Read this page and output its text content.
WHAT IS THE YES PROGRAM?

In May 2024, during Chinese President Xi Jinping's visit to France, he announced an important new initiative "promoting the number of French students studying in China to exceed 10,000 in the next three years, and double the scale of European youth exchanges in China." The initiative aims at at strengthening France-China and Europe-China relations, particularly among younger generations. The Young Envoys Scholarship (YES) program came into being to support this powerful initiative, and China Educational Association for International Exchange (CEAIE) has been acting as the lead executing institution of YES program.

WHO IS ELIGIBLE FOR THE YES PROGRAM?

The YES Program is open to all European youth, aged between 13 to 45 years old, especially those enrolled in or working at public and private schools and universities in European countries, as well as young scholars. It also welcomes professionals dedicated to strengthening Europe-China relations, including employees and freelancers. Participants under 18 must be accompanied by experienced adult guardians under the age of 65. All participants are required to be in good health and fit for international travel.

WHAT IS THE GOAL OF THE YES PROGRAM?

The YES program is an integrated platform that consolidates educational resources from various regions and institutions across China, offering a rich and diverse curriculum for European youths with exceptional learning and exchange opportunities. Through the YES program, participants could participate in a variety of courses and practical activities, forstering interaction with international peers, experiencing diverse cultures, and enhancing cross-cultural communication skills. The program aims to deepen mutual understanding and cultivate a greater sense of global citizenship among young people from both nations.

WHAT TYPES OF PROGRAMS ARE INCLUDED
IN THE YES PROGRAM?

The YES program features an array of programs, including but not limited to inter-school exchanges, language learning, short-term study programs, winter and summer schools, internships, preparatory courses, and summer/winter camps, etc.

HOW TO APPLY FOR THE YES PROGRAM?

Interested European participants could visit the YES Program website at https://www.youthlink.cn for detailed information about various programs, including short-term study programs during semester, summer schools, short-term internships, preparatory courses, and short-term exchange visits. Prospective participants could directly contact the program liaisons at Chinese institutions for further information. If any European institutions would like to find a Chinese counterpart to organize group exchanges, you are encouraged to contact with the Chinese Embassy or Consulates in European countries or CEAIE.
◆ ◆ ◆
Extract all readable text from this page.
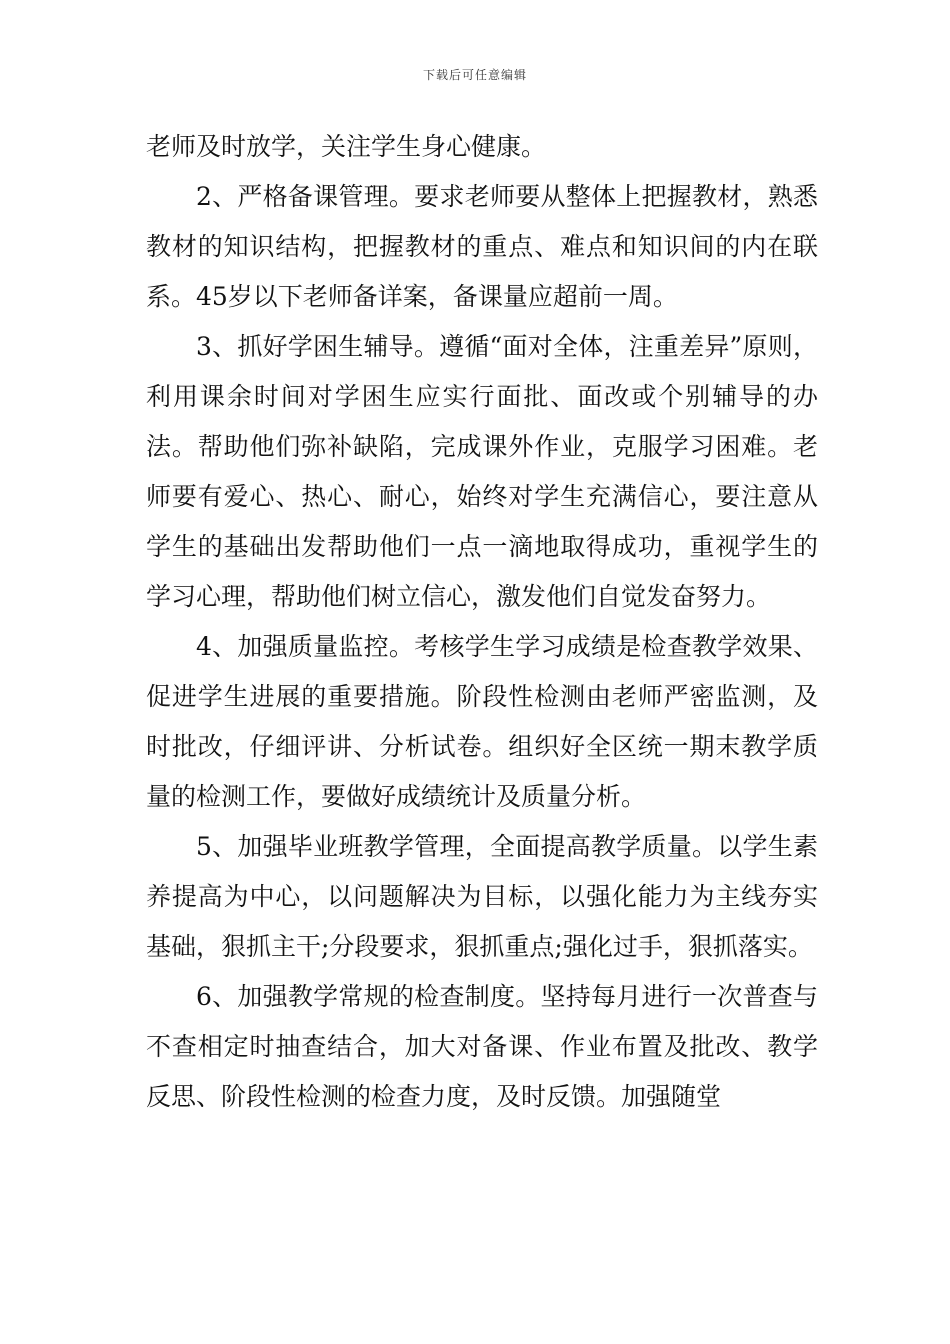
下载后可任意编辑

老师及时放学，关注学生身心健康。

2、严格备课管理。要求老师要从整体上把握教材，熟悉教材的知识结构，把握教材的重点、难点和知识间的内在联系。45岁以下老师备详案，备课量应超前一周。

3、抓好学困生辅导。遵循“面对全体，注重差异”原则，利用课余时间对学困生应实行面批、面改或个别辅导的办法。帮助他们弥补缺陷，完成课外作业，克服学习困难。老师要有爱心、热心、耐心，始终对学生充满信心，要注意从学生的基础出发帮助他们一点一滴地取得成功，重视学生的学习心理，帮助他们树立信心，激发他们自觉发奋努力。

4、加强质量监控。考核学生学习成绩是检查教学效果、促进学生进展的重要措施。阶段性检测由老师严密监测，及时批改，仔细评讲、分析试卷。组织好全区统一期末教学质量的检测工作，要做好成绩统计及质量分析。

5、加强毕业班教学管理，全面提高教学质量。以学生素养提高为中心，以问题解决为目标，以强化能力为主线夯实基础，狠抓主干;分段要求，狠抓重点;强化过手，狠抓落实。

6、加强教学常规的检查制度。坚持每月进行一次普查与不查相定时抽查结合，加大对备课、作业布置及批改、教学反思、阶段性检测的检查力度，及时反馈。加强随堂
◆ ◆ ◆
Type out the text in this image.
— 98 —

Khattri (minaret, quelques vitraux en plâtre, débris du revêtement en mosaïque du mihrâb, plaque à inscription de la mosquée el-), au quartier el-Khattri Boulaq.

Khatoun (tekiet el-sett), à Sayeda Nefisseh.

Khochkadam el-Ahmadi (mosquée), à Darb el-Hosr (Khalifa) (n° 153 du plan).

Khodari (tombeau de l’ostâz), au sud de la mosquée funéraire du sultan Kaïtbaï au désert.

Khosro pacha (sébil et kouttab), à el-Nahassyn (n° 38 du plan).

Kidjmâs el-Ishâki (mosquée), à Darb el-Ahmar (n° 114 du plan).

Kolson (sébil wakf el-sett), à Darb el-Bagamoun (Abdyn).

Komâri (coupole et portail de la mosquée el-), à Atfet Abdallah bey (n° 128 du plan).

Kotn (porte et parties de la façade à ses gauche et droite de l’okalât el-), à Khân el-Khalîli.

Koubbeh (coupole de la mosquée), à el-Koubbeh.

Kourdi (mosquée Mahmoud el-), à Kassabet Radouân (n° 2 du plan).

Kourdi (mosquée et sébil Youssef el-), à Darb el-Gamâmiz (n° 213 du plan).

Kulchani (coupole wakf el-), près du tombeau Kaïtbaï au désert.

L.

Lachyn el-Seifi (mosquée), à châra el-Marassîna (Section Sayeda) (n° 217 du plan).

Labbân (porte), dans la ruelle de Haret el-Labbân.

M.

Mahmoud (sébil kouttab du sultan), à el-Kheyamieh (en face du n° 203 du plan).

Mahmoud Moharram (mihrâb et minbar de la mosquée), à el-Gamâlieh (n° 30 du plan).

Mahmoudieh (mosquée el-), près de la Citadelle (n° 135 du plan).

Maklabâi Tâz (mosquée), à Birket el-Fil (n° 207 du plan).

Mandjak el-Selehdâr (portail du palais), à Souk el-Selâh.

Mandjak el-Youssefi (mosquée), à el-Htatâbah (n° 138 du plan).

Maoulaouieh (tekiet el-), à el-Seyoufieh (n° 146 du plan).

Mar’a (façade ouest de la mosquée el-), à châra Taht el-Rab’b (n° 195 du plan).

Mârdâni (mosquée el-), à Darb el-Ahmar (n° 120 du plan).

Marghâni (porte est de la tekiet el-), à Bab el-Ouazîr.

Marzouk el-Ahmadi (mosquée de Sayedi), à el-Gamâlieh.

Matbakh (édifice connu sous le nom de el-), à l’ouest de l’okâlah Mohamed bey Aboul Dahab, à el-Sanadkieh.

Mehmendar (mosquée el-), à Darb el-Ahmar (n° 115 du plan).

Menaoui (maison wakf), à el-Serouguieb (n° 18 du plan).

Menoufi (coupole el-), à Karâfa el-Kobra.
◆ ◆ ◆
Gather each line from the entries above that includes the word "mihrâb".

Khattri (minaret, quelques vitraux en plâtre, débris du revêtement en mosaïque du mihrâb, plaque à inscription de la mosquée el-), au quartier el-Khattri Boulaq.
Mahmoud Moharram (mihrâb et minbar de la mosquée), à el-Gamâlieh (n° 30 du plan).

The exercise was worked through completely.